Saved data entries:
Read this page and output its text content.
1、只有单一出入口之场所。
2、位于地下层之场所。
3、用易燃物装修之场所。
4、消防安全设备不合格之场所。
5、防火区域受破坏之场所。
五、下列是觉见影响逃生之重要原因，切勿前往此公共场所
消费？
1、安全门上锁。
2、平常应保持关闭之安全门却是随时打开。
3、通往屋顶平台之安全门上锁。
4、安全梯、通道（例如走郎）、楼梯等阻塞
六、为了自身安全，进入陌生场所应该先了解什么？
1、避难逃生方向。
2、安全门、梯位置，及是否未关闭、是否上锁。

#### INSTRUCTIONS TO FOLLOW:
Reproduce the full listing exactly.

#### ANSWER TO THIS TASK:
Read this page and output its text content.
1、只有单一出入口之场所。
2、位于地下层之场所。
3、用易燃物装修之场所。
4、消防安全设备不合格之场所。
5、防火区域受破坏之场所。
五、下列是觉见影响逃生之重要原因，切勿前往此公共场所
消费？
1、安全门上锁。
2、平常应保持关闭之安全门却是随时打开。
3、通往屋顶平台之安全门上锁。
4、安全梯、通道（例如走郎）、楼梯等阻塞
六、为了自身安全，进入陌生场所应该先了解什么？
1、避难逃生方向。
2、安全门、梯位置，及是否未关闭、是否上锁。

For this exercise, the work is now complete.